BEGIN Records to process

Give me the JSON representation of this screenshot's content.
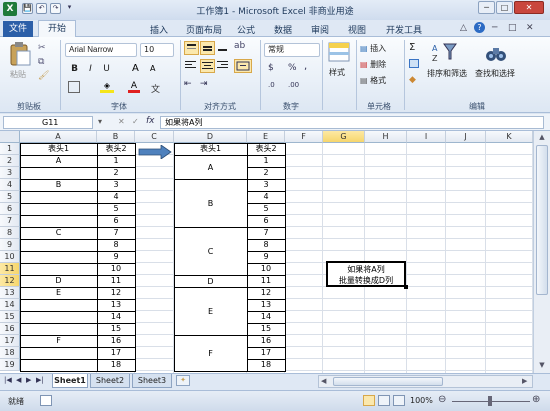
{
  "titlebar": {
    "title": "工作簿1 - Microsoft Excel 非商业用途",
    "qat": [
      "💾",
      "↶",
      "↷",
      "▾"
    ],
    "window_buttons": [
      "─",
      "□",
      "✕"
    ],
    "ribbon_buttons": [
      "△",
      "?",
      "─",
      "□",
      "✕"
    ]
  },
  "tabs": [
    "文件",
    "开始",
    "插入",
    "页面布局",
    "公式",
    "数据",
    "审阅",
    "视图",
    "开发工具"
  ],
  "ribbon": {
    "paste": "粘贴",
    "font_name": "Arial Narrow",
    "font_size": "10",
    "number_format": "常规",
    "styles": "样式",
    "insert": "插入",
    "delete": "删除",
    "format": "格式",
    "sort_filter": "排序和筛选",
    "find_select": "查找和选择",
    "groups": [
      "剪贴板",
      "字体",
      "对齐方式",
      "数字",
      "单元格",
      "编辑"
    ],
    "bold": "B",
    "italic": "I",
    "underline": "U",
    "grow": "A",
    "shrink": "A",
    "currency": "$",
    "percent": "%",
    "comma": ","
  },
  "formula_bar": {
    "name_box": "G11",
    "fx": "fx",
    "formula": "如果将A列"
  },
  "columns": [
    "A",
    "B",
    "C",
    "D",
    "E",
    "F",
    "G",
    "H",
    "I",
    "J",
    "K"
  ],
  "rows": [
    "1",
    "2",
    "3",
    "4",
    "5",
    "6",
    "7",
    "8",
    "9",
    "10",
    "11",
    "12",
    "13",
    "14",
    "15",
    "16",
    "17",
    "18",
    "19"
  ],
  "left_table": {
    "headers": [
      "表头1",
      "表头2"
    ],
    "col_a": [
      {
        "row": 2,
        "text": "A"
      },
      {
        "row": 4,
        "text": "B"
      },
      {
        "row": 8,
        "text": "C"
      },
      {
        "row": 12,
        "text": "D"
      },
      {
        "row": 13,
        "text": "E"
      },
      {
        "row": 17,
        "text": "F"
      }
    ],
    "col_b": [
      "1",
      "2",
      "3",
      "4",
      "5",
      "6",
      "7",
      "8",
      "9",
      "10",
      "11",
      "12",
      "13",
      "14",
      "15",
      "16",
      "17",
      "18"
    ]
  },
  "right_table": {
    "headers": [
      "表头1",
      "表头2"
    ],
    "merged_d": [
      {
        "start": 2,
        "end": 3,
        "text": "A"
      },
      {
        "start": 4,
        "end": 7,
        "text": "B"
      },
      {
        "start": 8,
        "end": 11,
        "text": "C"
      },
      {
        "start": 12,
        "end": 12,
        "text": "D"
      },
      {
        "start": 13,
        "end": 16,
        "text": "E"
      },
      {
        "start": 17,
        "end": 19,
        "text": "F"
      }
    ],
    "col_e": [
      "1",
      "2",
      "3",
      "4",
      "5",
      "6",
      "7",
      "8",
      "9",
      "10",
      "11",
      "12",
      "13",
      "14",
      "15",
      "16",
      "17",
      "18"
    ]
  },
  "note": {
    "line1": "如果将A列",
    "line2": "批量转换成D列"
  },
  "sheets": [
    "Sheet1",
    "Sheet2",
    "Sheet3"
  ],
  "status": {
    "ready": "就绪",
    "zoom": "100%"
  },
  "colors": {
    "accent": "#2c5fa8",
    "selection": "#f6d66d",
    "arrow": "#4f81bd"
  }
}
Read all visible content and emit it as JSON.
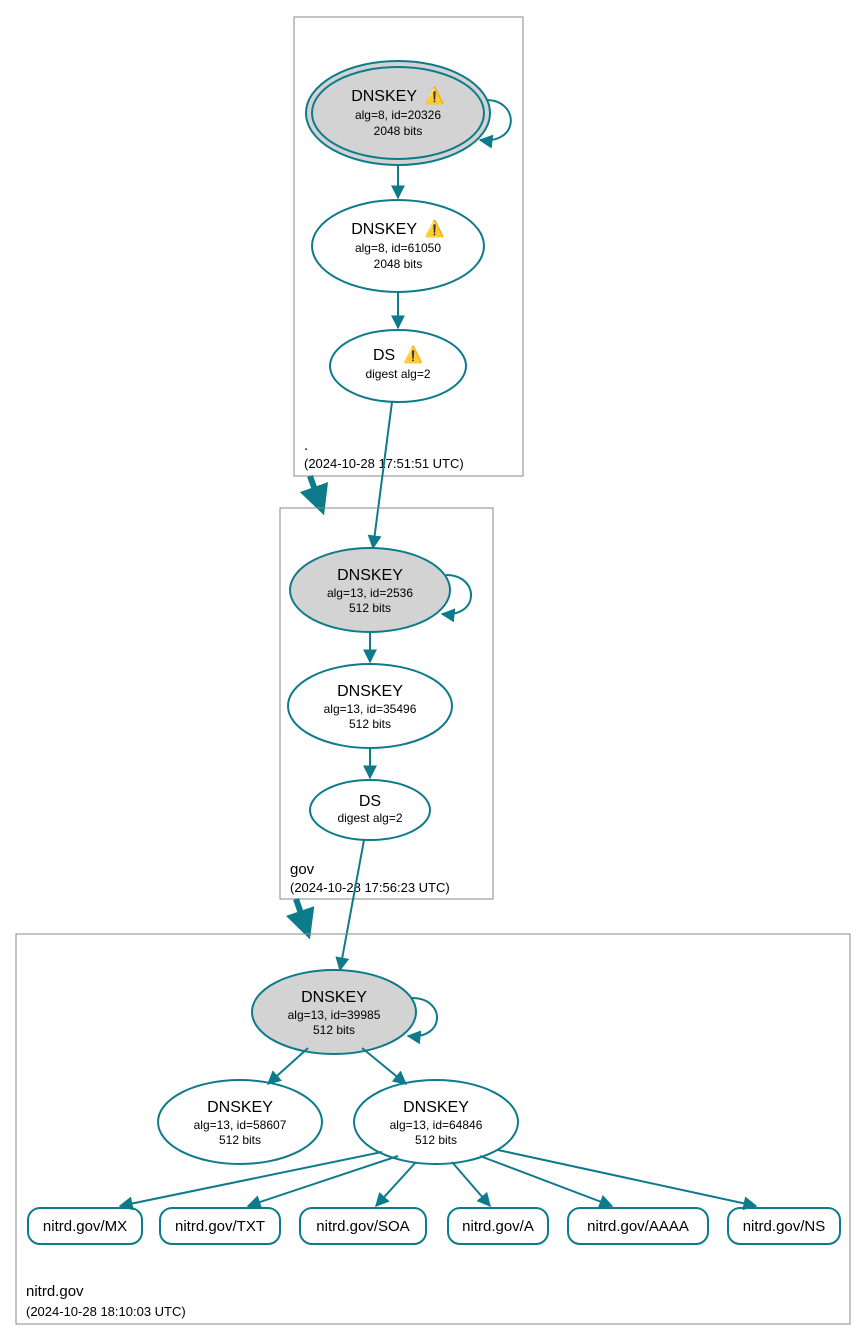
{
  "zones": {
    "root": {
      "name": ".",
      "timestamp": "(2024-10-28 17:51:51 UTC)",
      "nodes": {
        "ksk": {
          "title": "DNSKEY",
          "warn": "⚠️",
          "line2": "alg=8, id=20326",
          "line3": "2048 bits"
        },
        "zsk": {
          "title": "DNSKEY",
          "warn": "⚠️",
          "line2": "alg=8, id=61050",
          "line3": "2048 bits"
        },
        "ds": {
          "title": "DS",
          "warn": "⚠️",
          "line2": "digest alg=2"
        }
      }
    },
    "gov": {
      "name": "gov",
      "timestamp": "(2024-10-28 17:56:23 UTC)",
      "nodes": {
        "ksk": {
          "title": "DNSKEY",
          "line2": "alg=13, id=2536",
          "line3": "512 bits"
        },
        "zsk": {
          "title": "DNSKEY",
          "line2": "alg=13, id=35496",
          "line3": "512 bits"
        },
        "ds": {
          "title": "DS",
          "line2": "digest alg=2"
        }
      }
    },
    "nitrd": {
      "name": "nitrd.gov",
      "timestamp": "(2024-10-28 18:10:03 UTC)",
      "nodes": {
        "ksk": {
          "title": "DNSKEY",
          "line2": "alg=13, id=39985",
          "line3": "512 bits"
        },
        "zskA": {
          "title": "DNSKEY",
          "line2": "alg=13, id=58607",
          "line3": "512 bits"
        },
        "zskB": {
          "title": "DNSKEY",
          "line2": "alg=13, id=64846",
          "line3": "512 bits"
        }
      },
      "records": {
        "mx": "nitrd.gov/MX",
        "txt": "nitrd.gov/TXT",
        "soa": "nitrd.gov/SOA",
        "a": "nitrd.gov/A",
        "aaaa": "nitrd.gov/AAAA",
        "ns": "nitrd.gov/NS"
      }
    }
  }
}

END Records to process

Goal of the exercise — Extract all lines of the records above that include "JSON".

Completed exercise —
Give me the JSON representation of this screenshot's content.
Read all visible content and emit it as JSON.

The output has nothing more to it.